## Task instructions
The data below needs to be returned exactly, line for line.

## Data excerpts
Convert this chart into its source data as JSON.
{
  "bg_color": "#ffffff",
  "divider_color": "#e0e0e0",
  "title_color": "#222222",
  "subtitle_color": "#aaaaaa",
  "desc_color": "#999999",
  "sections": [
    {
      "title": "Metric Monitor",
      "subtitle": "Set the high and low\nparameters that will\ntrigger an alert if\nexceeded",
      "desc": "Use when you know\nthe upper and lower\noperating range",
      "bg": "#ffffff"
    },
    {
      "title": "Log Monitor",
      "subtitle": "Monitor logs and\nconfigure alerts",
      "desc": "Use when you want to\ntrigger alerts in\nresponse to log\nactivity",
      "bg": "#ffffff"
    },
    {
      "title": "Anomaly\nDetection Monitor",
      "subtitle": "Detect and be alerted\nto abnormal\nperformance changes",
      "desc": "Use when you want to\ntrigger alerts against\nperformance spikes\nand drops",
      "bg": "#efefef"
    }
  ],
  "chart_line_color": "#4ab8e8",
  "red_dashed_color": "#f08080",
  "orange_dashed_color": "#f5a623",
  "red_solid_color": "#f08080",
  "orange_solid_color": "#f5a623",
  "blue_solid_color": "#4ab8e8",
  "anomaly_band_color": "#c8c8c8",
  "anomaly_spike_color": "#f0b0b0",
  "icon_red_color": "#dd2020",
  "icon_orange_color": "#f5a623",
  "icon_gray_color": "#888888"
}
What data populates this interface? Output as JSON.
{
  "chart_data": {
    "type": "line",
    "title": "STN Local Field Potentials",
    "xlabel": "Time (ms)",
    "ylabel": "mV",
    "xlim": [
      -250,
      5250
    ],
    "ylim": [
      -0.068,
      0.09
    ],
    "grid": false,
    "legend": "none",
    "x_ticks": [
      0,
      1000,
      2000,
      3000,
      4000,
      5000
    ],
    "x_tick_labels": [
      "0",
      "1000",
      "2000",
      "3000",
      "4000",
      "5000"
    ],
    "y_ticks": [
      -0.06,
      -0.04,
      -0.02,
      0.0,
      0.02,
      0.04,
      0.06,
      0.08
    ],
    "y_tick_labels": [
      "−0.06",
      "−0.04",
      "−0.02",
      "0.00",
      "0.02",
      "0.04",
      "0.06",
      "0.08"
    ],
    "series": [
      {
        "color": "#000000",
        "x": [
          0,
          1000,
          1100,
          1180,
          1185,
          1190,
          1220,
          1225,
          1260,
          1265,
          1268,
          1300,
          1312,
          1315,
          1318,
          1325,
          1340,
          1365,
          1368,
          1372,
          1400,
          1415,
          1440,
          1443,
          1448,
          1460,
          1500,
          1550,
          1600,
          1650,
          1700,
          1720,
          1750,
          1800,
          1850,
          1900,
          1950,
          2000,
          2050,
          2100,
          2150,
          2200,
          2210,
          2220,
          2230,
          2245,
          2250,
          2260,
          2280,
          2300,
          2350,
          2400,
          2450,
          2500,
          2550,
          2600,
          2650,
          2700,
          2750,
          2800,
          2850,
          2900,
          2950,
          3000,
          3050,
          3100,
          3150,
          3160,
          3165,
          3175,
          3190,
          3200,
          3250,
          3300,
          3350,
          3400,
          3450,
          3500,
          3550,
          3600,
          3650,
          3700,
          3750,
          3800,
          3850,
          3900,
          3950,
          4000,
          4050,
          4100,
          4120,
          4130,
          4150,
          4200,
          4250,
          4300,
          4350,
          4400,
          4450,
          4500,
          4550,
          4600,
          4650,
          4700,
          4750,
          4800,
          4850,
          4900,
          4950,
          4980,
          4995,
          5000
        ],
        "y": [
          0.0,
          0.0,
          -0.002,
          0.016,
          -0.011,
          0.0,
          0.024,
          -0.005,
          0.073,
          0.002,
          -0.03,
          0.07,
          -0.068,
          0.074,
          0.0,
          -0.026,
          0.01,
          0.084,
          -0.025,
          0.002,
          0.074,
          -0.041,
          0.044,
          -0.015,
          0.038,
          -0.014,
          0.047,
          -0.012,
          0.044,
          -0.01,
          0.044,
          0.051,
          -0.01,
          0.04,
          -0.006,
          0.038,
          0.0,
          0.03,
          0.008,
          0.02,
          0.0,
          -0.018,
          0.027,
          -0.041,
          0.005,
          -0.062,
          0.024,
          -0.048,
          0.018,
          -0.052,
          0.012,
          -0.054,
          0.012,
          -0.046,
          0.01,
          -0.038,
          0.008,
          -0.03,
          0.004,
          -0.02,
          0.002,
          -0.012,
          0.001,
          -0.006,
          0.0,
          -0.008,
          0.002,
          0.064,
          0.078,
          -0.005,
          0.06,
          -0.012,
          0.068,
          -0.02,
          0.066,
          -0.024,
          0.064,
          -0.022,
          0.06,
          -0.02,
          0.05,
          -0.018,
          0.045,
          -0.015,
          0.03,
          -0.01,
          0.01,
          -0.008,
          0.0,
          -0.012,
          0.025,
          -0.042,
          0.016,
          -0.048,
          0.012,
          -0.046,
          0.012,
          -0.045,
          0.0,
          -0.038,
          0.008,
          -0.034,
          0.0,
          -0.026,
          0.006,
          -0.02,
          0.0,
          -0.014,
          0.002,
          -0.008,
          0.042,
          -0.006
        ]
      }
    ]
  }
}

## Solution for this problem
Convert this chart into its source data as JSON.
{
  "bg_color": "#ffffff",
  "divider_color": "#e0e0e0",
  "title_color": "#222222",
  "subtitle_color": "#aaaaaa",
  "desc_color": "#999999",
  "sections": [
    {
      "title": "Metric Monitor",
      "subtitle": "Set the high and low\nparameters that will\ntrigger an alert if\nexceeded",
      "desc": "Use when you know\nthe upper and lower\noperating range",
      "bg": "#ffffff"
    },
    {
      "title": "Log Monitor",
      "subtitle": "Monitor logs and\nconfigure alerts",
      "desc": "Use when you want to\ntrigger alerts in\nresponse to log\nactivity",
      "bg": "#ffffff"
    },
    {
      "title": "Anomaly\nDetection Monitor",
      "subtitle": "Detect and be alerted\nto abnormal\nperformance changes",
      "desc": "Use when you want to\ntrigger alerts against\nperformance spikes\nand drops",
      "bg": "#efefef"
    }
  ],
  "chart_line_color": "#4ab8e8",
  "red_dashed_color": "#f08080",
  "orange_dashed_color": "#f5a623",
  "red_solid_color": "#f08080",
  "orange_solid_color": "#f5a623",
  "blue_solid_color": "#4ab8e8",
  "anomaly_band_color": "#c8c8c8",
  "anomaly_spike_color": "#f0b0b0",
  "icon_red_color": "#dd2020",
  "icon_orange_color": "#f5a623",
  "icon_gray_color": "#888888"
}
What data populates this interface? Output as JSON.
{
  "chart_data": {
    "type": "line",
    "title": "STN Local Field Potentials",
    "xlabel": "Time (ms)",
    "ylabel": "mV",
    "xlim": [
      -250,
      5250
    ],
    "ylim": [
      -0.068,
      0.09
    ],
    "grid": false,
    "legend": "none",
    "x_ticks": [
      0,
      1000,
      2000,
      3000,
      4000,
      5000
    ],
    "x_tick_labels": [
      "0",
      "1000",
      "2000",
      "3000",
      "4000",
      "5000"
    ],
    "y_ticks": [
      -0.06,
      -0.04,
      -0.02,
      0.0,
      0.02,
      0.04,
      0.06,
      0.08
    ],
    "y_tick_labels": [
      "−0.06",
      "−0.04",
      "−0.02",
      "0.00",
      "0.02",
      "0.04",
      "0.06",
      "0.08"
    ],
    "series": [
      {
        "color": "#000000",
        "x": [
          0,
          1000,
          1100,
          1180,
          1185,
          1190,
          1220,
          1225,
          1260,
          1265,
          1268,
          1300,
          1312,
          1315,
          1318,
          1325,
          1340,
          1365,
          1368,
          1372,
          1400,
          1415,
          1440,
          1443,
          1448,
          1460,
          1500,
          1550,
          1600,
          1650,
          1700,
          1720,
          1750,
          1800,
          1850,
          1900,
          1950,
          2000,
          2050,
          2100,
          2150,
          2200,
          2210,
          2220,
          2230,
          2245,
          2250,
          2260,
          2280,
          2300,
          2350,
          2400,
          2450,
          2500,
          2550,
          2600,
          2650,
          2700,
          2750,
          2800,
          2850,
          2900,
          2950,
          3000,
          3050,
          3100,
          3150,
          3160,
          3165,
          3175,
          3190,
          3200,
          3250,
          3300,
          3350,
          3400,
          3450,
          3500,
          3550,
          3600,
          3650,
          3700,
          3750,
          3800,
          3850,
          3900,
          3950,
          4000,
          4050,
          4100,
          4120,
          4130,
          4150,
          4200,
          4250,
          4300,
          4350,
          4400,
          4450,
          4500,
          4550,
          4600,
          4650,
          4700,
          4750,
          4800,
          4850,
          4900,
          4950,
          4980,
          4995,
          5000
        ],
        "y": [
          0.0,
          0.0,
          -0.002,
          0.016,
          -0.011,
          0.0,
          0.024,
          -0.005,
          0.073,
          0.002,
          -0.03,
          0.07,
          -0.068,
          0.074,
          0.0,
          -0.026,
          0.01,
          0.084,
          -0.025,
          0.002,
          0.074,
          -0.041,
          0.044,
          -0.015,
          0.038,
          -0.014,
          0.047,
          -0.012,
          0.044,
          -0.01,
          0.044,
          0.051,
          -0.01,
          0.04,
          -0.006,
          0.038,
          0.0,
          0.03,
          0.008,
          0.02,
          0.0,
          -0.018,
          0.027,
          -0.041,
          0.005,
          -0.062,
          0.024,
          -0.048,
          0.018,
          -0.052,
          0.012,
          -0.054,
          0.012,
          -0.046,
          0.01,
          -0.038,
          0.008,
          -0.03,
          0.004,
          -0.02,
          0.002,
          -0.012,
          0.001,
          -0.006,
          0.0,
          -0.008,
          0.002,
          0.064,
          0.078,
          -0.005,
          0.06,
          -0.012,
          0.068,
          -0.02,
          0.066,
          -0.024,
          0.064,
          -0.022,
          0.06,
          -0.02,
          0.05,
          -0.018,
          0.045,
          -0.015,
          0.03,
          -0.01,
          0.01,
          -0.008,
          0.0,
          -0.012,
          0.025,
          -0.042,
          0.016,
          -0.048,
          0.012,
          -0.046,
          0.012,
          -0.045,
          0.0,
          -0.038,
          0.008,
          -0.034,
          0.0,
          -0.026,
          0.006,
          -0.02,
          0.0,
          -0.014,
          0.002,
          -0.008,
          0.042,
          -0.006
        ]
      }
    ]
  }
}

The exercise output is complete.